::: Data in this exercise

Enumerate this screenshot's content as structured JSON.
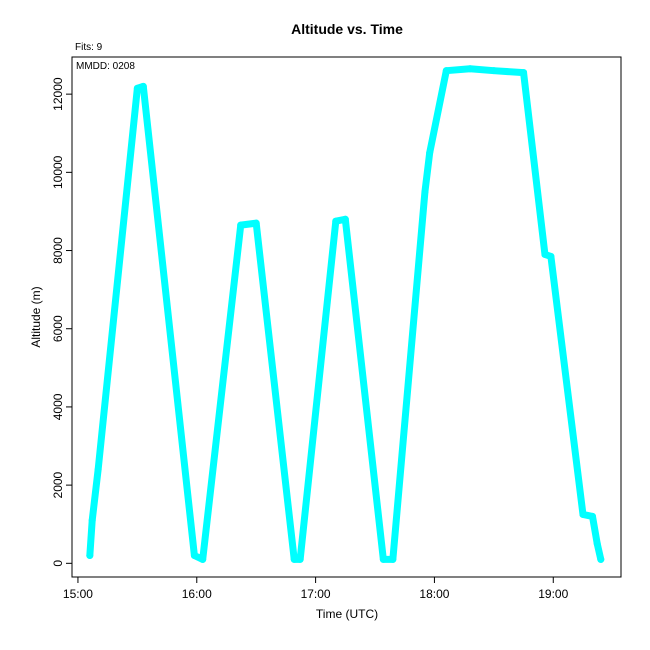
{
  "chart_data": {
    "type": "line",
    "title": "Altitude  vs. Time",
    "annotations": {
      "fits": "Fits: 9",
      "mmdd": "MMDD: 0208"
    },
    "xlabel": "Time (UTC)",
    "ylabel": "Altitude (m)",
    "x_unit": "hours UTC",
    "xlim": [
      14.95,
      19.57
    ],
    "ylim": [
      -350,
      12950
    ],
    "x_ticks": [
      {
        "value": 15,
        "label": "15:00"
      },
      {
        "value": 16,
        "label": "16:00"
      },
      {
        "value": 17,
        "label": "17:00"
      },
      {
        "value": 18,
        "label": "18:00"
      },
      {
        "value": 19,
        "label": "19:00"
      }
    ],
    "y_ticks": [
      {
        "value": 0,
        "label": "0"
      },
      {
        "value": 2000,
        "label": "2000"
      },
      {
        "value": 4000,
        "label": "4000"
      },
      {
        "value": 6000,
        "label": "6000"
      },
      {
        "value": 8000,
        "label": "8000"
      },
      {
        "value": 10000,
        "label": "10000"
      },
      {
        "value": 12000,
        "label": "12000"
      }
    ],
    "grid": false,
    "series_color": "#00FFFF",
    "series": [
      {
        "x": [
          15.1,
          15.12,
          15.17,
          15.5,
          15.55,
          15.98,
          16.05,
          16.37,
          16.5,
          16.82,
          16.87,
          17.17,
          17.25,
          17.57,
          17.65,
          17.92,
          17.96,
          18.1,
          18.3,
          18.5,
          18.75,
          18.93,
          18.98,
          19.25,
          19.33,
          19.37,
          19.4
        ],
        "y": [
          200,
          1100,
          2400,
          12150,
          12200,
          200,
          100,
          8650,
          8700,
          100,
          100,
          8750,
          8800,
          100,
          100,
          9500,
          10500,
          12600,
          12650,
          12600,
          12550,
          7900,
          7850,
          1250,
          1200,
          500,
          100
        ]
      }
    ]
  }
}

::::::

Write every entry out again exactly, dropping the pictures.

Enumerate this screenshot's content as structured JSON.
{
  "chart_data": {
    "type": "line",
    "title": "Altitude  vs. Time",
    "annotations": {
      "fits": "Fits: 9",
      "mmdd": "MMDD: 0208"
    },
    "xlabel": "Time (UTC)",
    "ylabel": "Altitude (m)",
    "x_unit": "hours UTC",
    "xlim": [
      14.95,
      19.57
    ],
    "ylim": [
      -350,
      12950
    ],
    "x_ticks": [
      {
        "value": 15,
        "label": "15:00"
      },
      {
        "value": 16,
        "label": "16:00"
      },
      {
        "value": 17,
        "label": "17:00"
      },
      {
        "value": 18,
        "label": "18:00"
      },
      {
        "value": 19,
        "label": "19:00"
      }
    ],
    "y_ticks": [
      {
        "value": 0,
        "label": "0"
      },
      {
        "value": 2000,
        "label": "2000"
      },
      {
        "value": 4000,
        "label": "4000"
      },
      {
        "value": 6000,
        "label": "6000"
      },
      {
        "value": 8000,
        "label": "8000"
      },
      {
        "value": 10000,
        "label": "10000"
      },
      {
        "value": 12000,
        "label": "12000"
      }
    ],
    "grid": false,
    "series_color": "#00FFFF",
    "series": [
      {
        "x": [
          15.1,
          15.12,
          15.17,
          15.5,
          15.55,
          15.98,
          16.05,
          16.37,
          16.5,
          16.82,
          16.87,
          17.17,
          17.25,
          17.57,
          17.65,
          17.92,
          17.96,
          18.1,
          18.3,
          18.5,
          18.75,
          18.93,
          18.98,
          19.25,
          19.33,
          19.37,
          19.4
        ],
        "y": [
          200,
          1100,
          2400,
          12150,
          12200,
          200,
          100,
          8650,
          8700,
          100,
          100,
          8750,
          8800,
          100,
          100,
          9500,
          10500,
          12600,
          12650,
          12600,
          12550,
          7900,
          7850,
          1250,
          1200,
          500,
          100
        ]
      }
    ]
  }
}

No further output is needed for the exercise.